__Problem__.
Collect all lines below with the string "this".

──────────────────────────────

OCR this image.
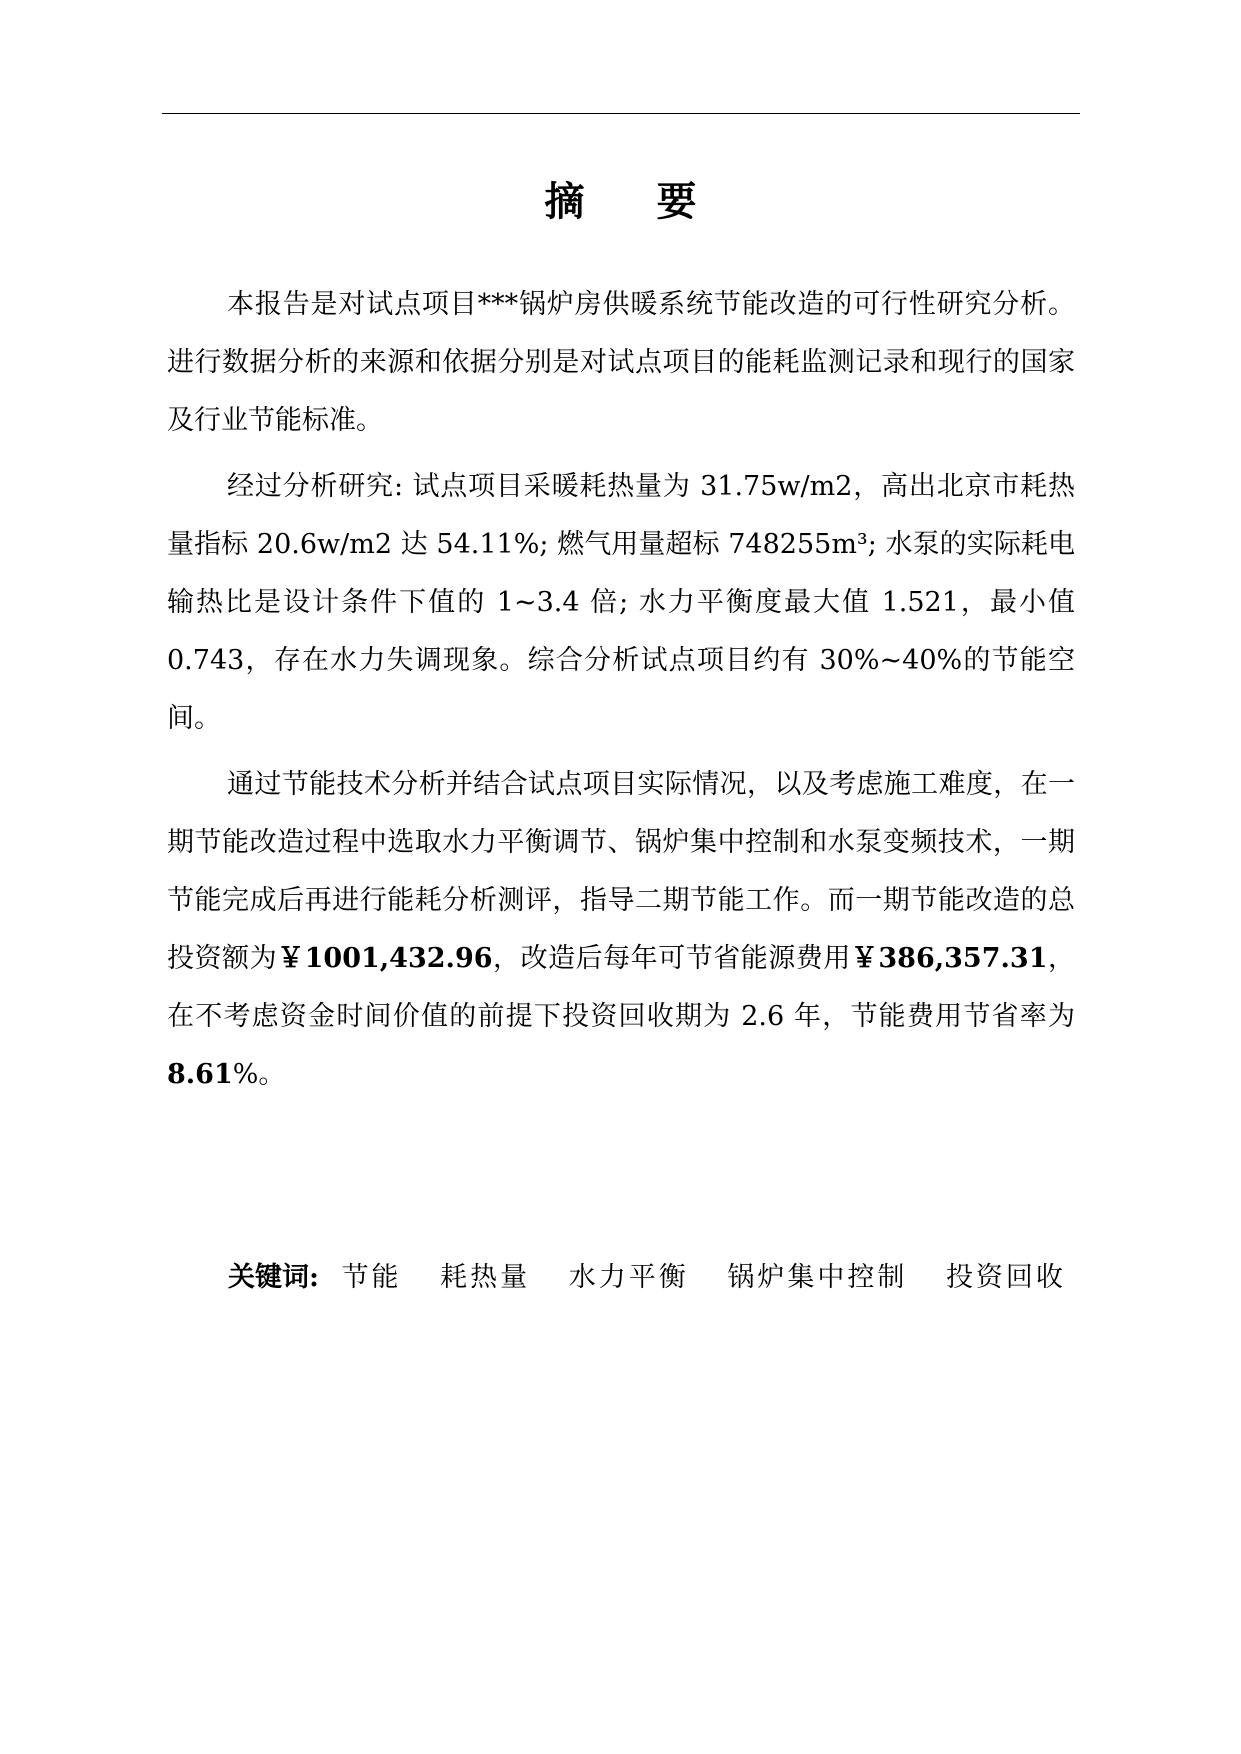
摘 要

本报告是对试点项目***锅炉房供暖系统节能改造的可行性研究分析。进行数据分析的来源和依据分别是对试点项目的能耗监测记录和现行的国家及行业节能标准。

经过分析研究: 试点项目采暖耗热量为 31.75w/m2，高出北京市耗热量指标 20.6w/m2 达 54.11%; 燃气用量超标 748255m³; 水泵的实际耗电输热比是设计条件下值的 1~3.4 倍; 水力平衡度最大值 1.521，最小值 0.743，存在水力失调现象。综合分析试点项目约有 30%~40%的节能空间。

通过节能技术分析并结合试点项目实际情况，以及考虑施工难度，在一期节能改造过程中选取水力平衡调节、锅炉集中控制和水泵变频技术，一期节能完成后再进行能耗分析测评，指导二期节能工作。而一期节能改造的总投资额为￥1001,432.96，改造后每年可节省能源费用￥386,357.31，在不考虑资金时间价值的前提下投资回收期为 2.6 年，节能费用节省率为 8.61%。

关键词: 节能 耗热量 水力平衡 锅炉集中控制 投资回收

──────────────────────────────

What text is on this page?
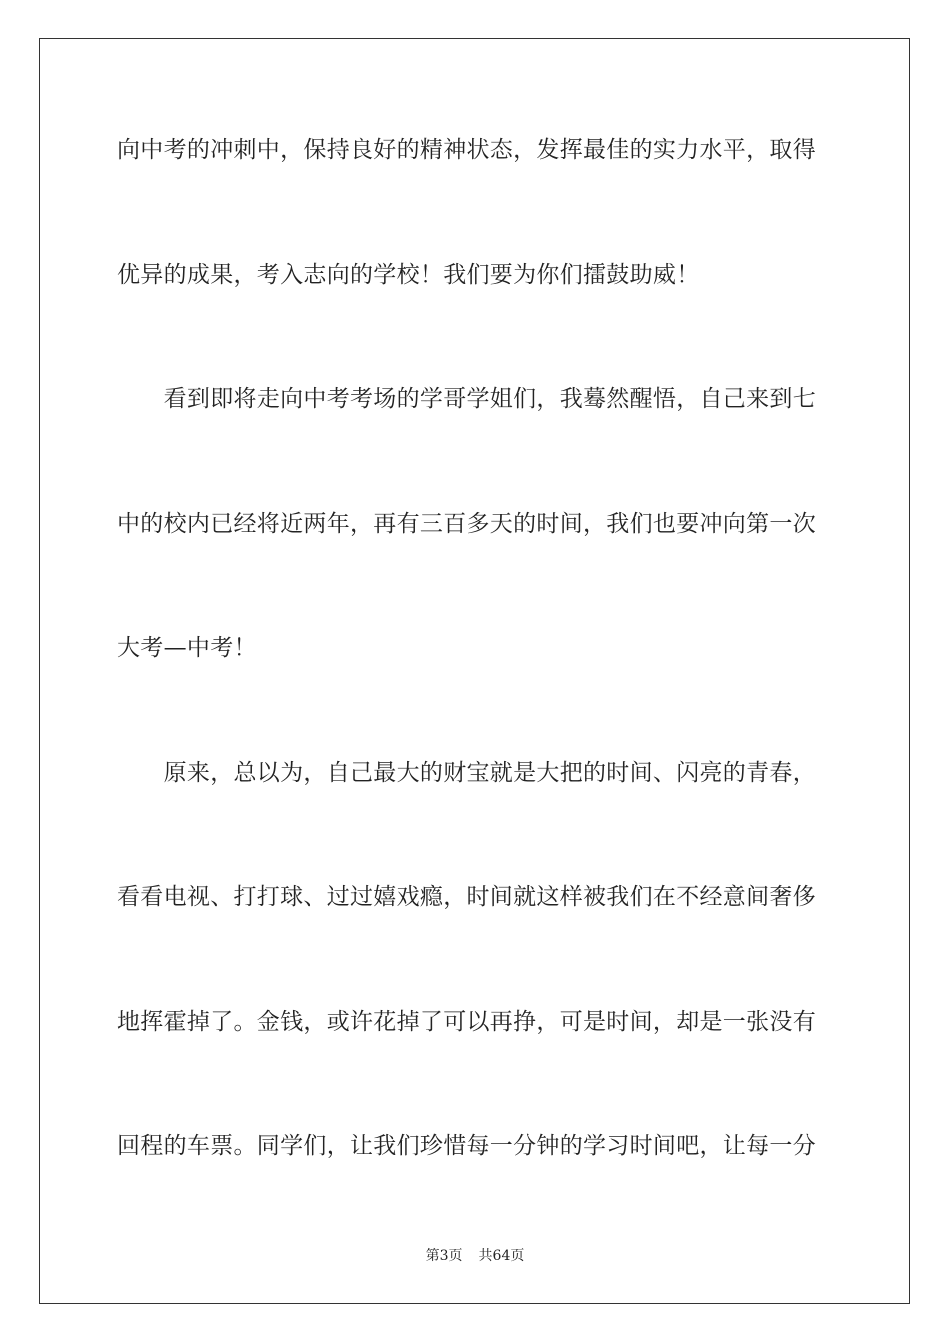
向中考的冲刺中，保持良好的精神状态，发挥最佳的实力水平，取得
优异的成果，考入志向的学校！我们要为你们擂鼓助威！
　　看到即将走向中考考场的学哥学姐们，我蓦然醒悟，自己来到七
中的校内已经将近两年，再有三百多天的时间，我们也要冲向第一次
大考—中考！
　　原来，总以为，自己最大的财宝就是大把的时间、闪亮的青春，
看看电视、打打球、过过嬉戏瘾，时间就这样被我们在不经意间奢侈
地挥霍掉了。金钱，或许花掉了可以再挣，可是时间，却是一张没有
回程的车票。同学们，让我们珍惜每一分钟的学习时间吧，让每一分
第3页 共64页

──────────────────────────────

__The completed task__.
OCR this image.
What text is on this page?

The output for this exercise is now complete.